▶ Set exercise
Below are some records; repeat them all exactly, minus the pictures.

▶ Given data
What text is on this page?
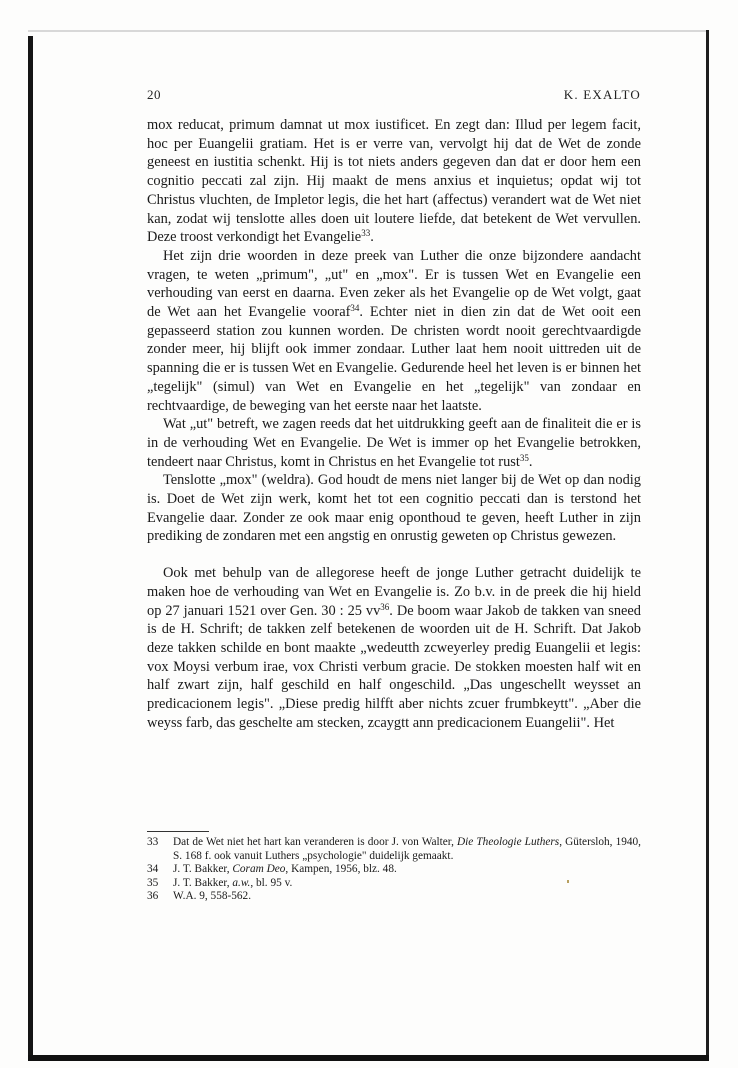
20	K. EXALTO

mox reducat, primum damnat ut mox iustificet. En zegt dan: Illud per legem facit, hoc per Euangelii gratiam. Het is er verre van, vervolgt hij dat de Wet de zonde geneest en iustitia schenkt. Hij is tot niets anders gegeven dan dat er door hem een cognitio peccati zal zijn. Hij maakt de mens anxius et inquietus; opdat wij tot Christus vluchten, de Impletor legis, die het hart (affectus) verandert wat de Wet niet kan, zodat wij tenslotte alles doen uit loutere liefde, dat betekent de Wet vervullen. Deze troost verkondigt het Evangelie$^{33}$.

Het zijn drie woorden in deze preek van Luther die onze bijzondere aandacht vragen, te weten „primum", „ut" en „mox". Er is tussen Wet en Evangelie een verhouding van eerst en daarna. Even zeker als het Evangelie op de Wet volgt, gaat de Wet aan het Evangelie vooraf$^{34}$. Echter niet in dien zin dat de Wet ooit een gepasseerd station zou kunnen worden. De christen wordt nooit gerechtvaardigde zonder meer, hij blijft ook immer zondaar. Luther laat hem nooit uittreden uit de spanning die er is tussen Wet en Evangelie. Gedurende heel het leven is er binnen het „tegelijk" (simul) van Wet en Evangelie en het „tegelijk" van zondaar en rechtvaardige, de beweging van het eerste naar het laatste.

Wat „ut" betreft, we zagen reeds dat het uitdrukking geeft aan de finaliteit die er is in de verhouding Wet en Evangelie. De Wet is immer op het Evangelie betrokken, tendeert naar Christus, komt in Christus en het Evangelie tot rust$^{35}$.

Tenslotte „mox" (weldra). God houdt de mens niet langer bij de Wet op dan nodig is. Doet de Wet zijn werk, komt het tot een cognitio peccati dan is terstond het Evangelie daar. Zonder ze ook maar enig oponthoud te geven, heeft Luther in zijn prediking de zondaren met een angstig en onrustig geweten op Christus gewezen.

Ook met behulp van de allegorese heeft de jonge Luther getracht duidelijk te maken hoe de verhouding van Wet en Evangelie is. Zo b.v. in de preek die hij hield op 27 januari 1521 over Gen. 30 : 25 $vv^{36}$. De boom waar Jakob de takken van sneed is de H. Schrift; de takken zelf betekenen de woorden uit de H. Schrift. Dat Jakob deze takken schilde en bont maakte „wedeutth zcweyerley predig Euangelii et legis: vox Moysi verbum irae, vox Christi verbum gracie. De stokken moesten half wit en half zwart zijn, half geschild en half ongeschild. „Das ungeschellt weysset an predicacionem legis". „Diese predig hilfft aber nichts zcuer frumbkeytt". „Aber die weyss farb, das geschelte am stecken, zcaygtt ann predicacionem Euangelii". Het

33 Dat de Wet niet het hart kan veranderen is door J. von Walter, Die Theologie Luthers, Gütersloh, 1940, S. 168 f. ook vanuit Luthers „psychologie" duidelijk gemaakt.
34 J. T. Bakker, Coram Deo, Kampen, 1956, blz. 48.
35 J. T. Bakker, a.w., bl. 95 v.
36 W.A. 9, 558-562.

▶ Answer to the task
What text is on this page?
20	K. EXALTO

mox reducat, primum damnat ut mox iustificet. En zegt dan: Illud per legem facit, hoc per Euangelii gratiam. Het is er verre van, vervolgt hij dat de Wet de zonde geneest en iustitia schenkt. Hij is tot niets anders gegeven dan dat er door hem een cognitio peccati zal zijn. Hij maakt de mens anxius et inquietus; opdat wij tot Christus vluchten, de Impletor legis, die het hart (affectus) verandert wat de Wet niet kan, zodat wij tenslotte alles doen uit loutere liefde, dat betekent de Wet vervullen. Deze troost verkondigt het Evangelie$^{33}$.

Het zijn drie woorden in deze preek van Luther die onze bijzondere aandacht vragen, te weten „primum", „ut" en „mox". Er is tussen Wet en Evangelie een verhouding van eerst en daarna. Even zeker als het Evangelie op de Wet volgt, gaat de Wet aan het Evangelie vooraf$^{34}$. Echter niet in dien zin dat de Wet ooit een gepasseerd station zou kunnen worden. De christen wordt nooit gerechtvaardigde zonder meer, hij blijft ook immer zondaar. Luther laat hem nooit uittreden uit de spanning die er is tussen Wet en Evangelie. Gedurende heel het leven is er binnen het „tegelijk" (simul) van Wet en Evangelie en het „tegelijk" van zondaar en rechtvaardige, de beweging van het eerste naar het laatste.

Wat „ut" betreft, we zagen reeds dat het uitdrukking geeft aan de finaliteit die er is in de verhouding Wet en Evangelie. De Wet is immer op het Evangelie betrokken, tendeert naar Christus, komt in Christus en het Evangelie tot rust$^{35}$.

Tenslotte „mox" (weldra). God houdt de mens niet langer bij de Wet op dan nodig is. Doet de Wet zijn werk, komt het tot een cognitio peccati dan is terstond het Evangelie daar. Zonder ze ook maar enig oponthoud te geven, heeft Luther in zijn prediking de zondaren met een angstig en onrustig geweten op Christus gewezen.

Ook met behulp van de allegorese heeft de jonge Luther getracht duidelijk te maken hoe de verhouding van Wet en Evangelie is. Zo b.v. in de preek die hij hield op 27 januari 1521 over Gen. 30 : 25 $vv^{36}$. De boom waar Jakob de takken van sneed is de H. Schrift; de takken zelf betekenen de woorden uit de H. Schrift. Dat Jakob deze takken schilde en bont maakte „wedeutth zcweyerley predig Euangelii et legis: vox Moysi verbum irae, vox Christi verbum gracie. De stokken moesten half wit en half zwart zijn, half geschild en half ongeschild. „Das ungeschellt weysset an predicacionem legis". „Diese predig hilfft aber nichts zcuer frumbkeytt". „Aber die weyss farb, das geschelte am stecken, zcaygtt ann predicacionem Euangelii". Het

33 Dat de Wet niet het hart kan veranderen is door J. von Walter, Die Theologie Luthers, Gütersloh, 1940, S. 168 f. ook vanuit Luthers „psychologie" duidelijk gemaakt.
34 J. T. Bakker, Coram Deo, Kampen, 1956, blz. 48.
35 J. T. Bakker, a.w., bl. 95 v.
36 W.A. 9, 558-562.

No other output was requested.